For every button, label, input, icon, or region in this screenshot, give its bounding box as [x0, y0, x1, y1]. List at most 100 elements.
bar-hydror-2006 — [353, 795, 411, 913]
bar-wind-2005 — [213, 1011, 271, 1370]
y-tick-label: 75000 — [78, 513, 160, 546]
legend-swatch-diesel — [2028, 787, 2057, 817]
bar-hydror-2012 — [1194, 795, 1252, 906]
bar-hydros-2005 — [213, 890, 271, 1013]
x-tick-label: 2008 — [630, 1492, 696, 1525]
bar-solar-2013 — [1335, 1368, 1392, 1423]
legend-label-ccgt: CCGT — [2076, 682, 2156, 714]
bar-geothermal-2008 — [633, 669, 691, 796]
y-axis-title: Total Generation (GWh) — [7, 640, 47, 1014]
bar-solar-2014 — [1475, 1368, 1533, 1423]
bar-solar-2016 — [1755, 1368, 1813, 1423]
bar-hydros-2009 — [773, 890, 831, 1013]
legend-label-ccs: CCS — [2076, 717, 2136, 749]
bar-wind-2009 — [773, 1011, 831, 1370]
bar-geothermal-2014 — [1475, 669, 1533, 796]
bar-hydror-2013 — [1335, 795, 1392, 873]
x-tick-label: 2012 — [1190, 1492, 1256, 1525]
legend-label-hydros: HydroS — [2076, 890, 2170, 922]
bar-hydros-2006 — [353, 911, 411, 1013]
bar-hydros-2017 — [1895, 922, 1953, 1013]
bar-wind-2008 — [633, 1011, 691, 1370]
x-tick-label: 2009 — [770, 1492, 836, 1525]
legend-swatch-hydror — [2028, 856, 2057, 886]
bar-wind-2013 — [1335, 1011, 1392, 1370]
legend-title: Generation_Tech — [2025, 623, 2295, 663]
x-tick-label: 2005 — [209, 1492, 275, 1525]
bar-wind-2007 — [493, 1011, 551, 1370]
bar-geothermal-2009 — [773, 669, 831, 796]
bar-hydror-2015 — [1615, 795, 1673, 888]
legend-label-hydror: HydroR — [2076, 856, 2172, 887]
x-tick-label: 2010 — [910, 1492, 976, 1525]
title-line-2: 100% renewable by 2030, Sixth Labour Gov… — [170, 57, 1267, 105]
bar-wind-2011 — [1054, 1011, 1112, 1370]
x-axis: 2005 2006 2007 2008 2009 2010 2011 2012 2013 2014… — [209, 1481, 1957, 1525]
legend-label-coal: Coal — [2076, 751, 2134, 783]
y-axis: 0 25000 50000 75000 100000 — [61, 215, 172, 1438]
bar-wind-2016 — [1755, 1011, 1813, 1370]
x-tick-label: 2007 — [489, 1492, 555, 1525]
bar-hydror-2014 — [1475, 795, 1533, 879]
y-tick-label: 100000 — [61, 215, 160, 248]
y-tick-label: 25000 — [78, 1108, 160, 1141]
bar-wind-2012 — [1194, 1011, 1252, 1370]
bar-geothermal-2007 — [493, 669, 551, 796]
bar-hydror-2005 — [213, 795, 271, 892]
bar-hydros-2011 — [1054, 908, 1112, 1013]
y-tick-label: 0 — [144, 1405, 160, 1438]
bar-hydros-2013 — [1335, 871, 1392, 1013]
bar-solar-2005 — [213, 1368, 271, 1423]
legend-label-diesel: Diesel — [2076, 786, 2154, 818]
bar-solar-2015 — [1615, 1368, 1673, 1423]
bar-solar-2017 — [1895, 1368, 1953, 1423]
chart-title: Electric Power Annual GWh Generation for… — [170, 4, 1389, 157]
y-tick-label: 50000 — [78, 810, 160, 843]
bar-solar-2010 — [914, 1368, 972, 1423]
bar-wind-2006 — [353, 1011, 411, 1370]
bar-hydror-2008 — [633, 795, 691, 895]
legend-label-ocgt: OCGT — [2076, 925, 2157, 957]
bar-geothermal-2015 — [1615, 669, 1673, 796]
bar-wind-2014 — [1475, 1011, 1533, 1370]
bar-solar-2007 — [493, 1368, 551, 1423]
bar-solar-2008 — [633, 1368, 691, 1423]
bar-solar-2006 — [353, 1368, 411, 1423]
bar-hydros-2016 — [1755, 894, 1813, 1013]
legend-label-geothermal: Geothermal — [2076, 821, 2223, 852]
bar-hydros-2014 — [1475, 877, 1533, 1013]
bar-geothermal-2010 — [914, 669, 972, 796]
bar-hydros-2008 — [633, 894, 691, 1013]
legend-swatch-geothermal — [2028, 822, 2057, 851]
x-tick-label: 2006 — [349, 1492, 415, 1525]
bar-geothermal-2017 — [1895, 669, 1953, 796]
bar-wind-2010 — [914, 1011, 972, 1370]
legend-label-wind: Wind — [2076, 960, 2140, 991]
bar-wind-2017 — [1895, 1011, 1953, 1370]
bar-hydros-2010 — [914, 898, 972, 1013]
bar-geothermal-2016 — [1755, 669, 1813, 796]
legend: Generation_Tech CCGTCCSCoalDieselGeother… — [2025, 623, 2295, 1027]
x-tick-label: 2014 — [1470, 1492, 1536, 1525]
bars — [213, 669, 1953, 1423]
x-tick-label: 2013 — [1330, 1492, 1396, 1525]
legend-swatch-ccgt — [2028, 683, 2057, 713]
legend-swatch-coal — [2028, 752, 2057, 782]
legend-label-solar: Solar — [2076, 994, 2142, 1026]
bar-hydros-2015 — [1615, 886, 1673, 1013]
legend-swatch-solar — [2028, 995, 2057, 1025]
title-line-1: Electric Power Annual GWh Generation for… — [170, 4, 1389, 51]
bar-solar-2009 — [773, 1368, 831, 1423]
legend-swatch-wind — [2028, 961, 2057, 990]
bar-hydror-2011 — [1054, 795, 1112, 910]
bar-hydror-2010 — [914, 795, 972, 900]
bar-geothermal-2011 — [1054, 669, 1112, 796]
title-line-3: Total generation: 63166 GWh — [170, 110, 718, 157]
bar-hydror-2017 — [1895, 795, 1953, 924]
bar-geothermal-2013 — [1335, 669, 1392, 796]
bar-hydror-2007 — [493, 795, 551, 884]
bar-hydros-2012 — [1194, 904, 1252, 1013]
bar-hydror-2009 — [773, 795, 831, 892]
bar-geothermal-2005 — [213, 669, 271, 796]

+===+

→ Problem to work on: Reproduce word for word every line of the records, beginning with the very first line and going on through the line that contains "title-line-2: 100% renewable", with that line included.

→ Exercise answer:
For every button, label, input, icon, or region in this screenshot, give its bounding box as [x0, y0, x1, y1]. List at most 100 elements.
bar-hydror-2006 — [353, 795, 411, 913]
bar-wind-2005 — [213, 1011, 271, 1370]
y-tick-label: 75000 — [78, 513, 160, 546]
legend-swatch-diesel — [2028, 787, 2057, 817]
bar-hydror-2012 — [1194, 795, 1252, 906]
bar-hydros-2005 — [213, 890, 271, 1013]
x-tick-label: 2008 — [630, 1492, 696, 1525]
bar-solar-2013 — [1335, 1368, 1392, 1423]
legend-label-ccgt: CCGT — [2076, 682, 2156, 714]
bar-geothermal-2008 — [633, 669, 691, 796]
y-axis-title: Total Generation (GWh) — [7, 640, 47, 1014]
bar-solar-2014 — [1475, 1368, 1533, 1423]
bar-solar-2016 — [1755, 1368, 1813, 1423]
bar-hydros-2009 — [773, 890, 831, 1013]
legend-label-ccs: CCS — [2076, 717, 2136, 749]
bar-wind-2009 — [773, 1011, 831, 1370]
bar-geothermal-2014 — [1475, 669, 1533, 796]
bar-hydror-2013 — [1335, 795, 1392, 873]
x-tick-label: 2012 — [1190, 1492, 1256, 1525]
legend-label-hydros: HydroS — [2076, 890, 2170, 922]
bar-hydros-2006 — [353, 911, 411, 1013]
bar-hydros-2017 — [1895, 922, 1953, 1013]
bar-wind-2008 — [633, 1011, 691, 1370]
x-tick-label: 2009 — [770, 1492, 836, 1525]
legend-swatch-hydror — [2028, 856, 2057, 886]
bar-wind-2013 — [1335, 1011, 1392, 1370]
legend-title: Generation_Tech — [2025, 623, 2295, 663]
x-tick-label: 2005 — [209, 1492, 275, 1525]
bar-wind-2007 — [493, 1011, 551, 1370]
bar-geothermal-2009 — [773, 669, 831, 796]
bar-hydror-2015 — [1615, 795, 1673, 888]
legend-label-hydror: HydroR — [2076, 856, 2172, 887]
x-tick-label: 2010 — [910, 1492, 976, 1525]
title-line-2: 100% renewable by 2030, Sixth Labour Gov… — [170, 57, 1267, 105]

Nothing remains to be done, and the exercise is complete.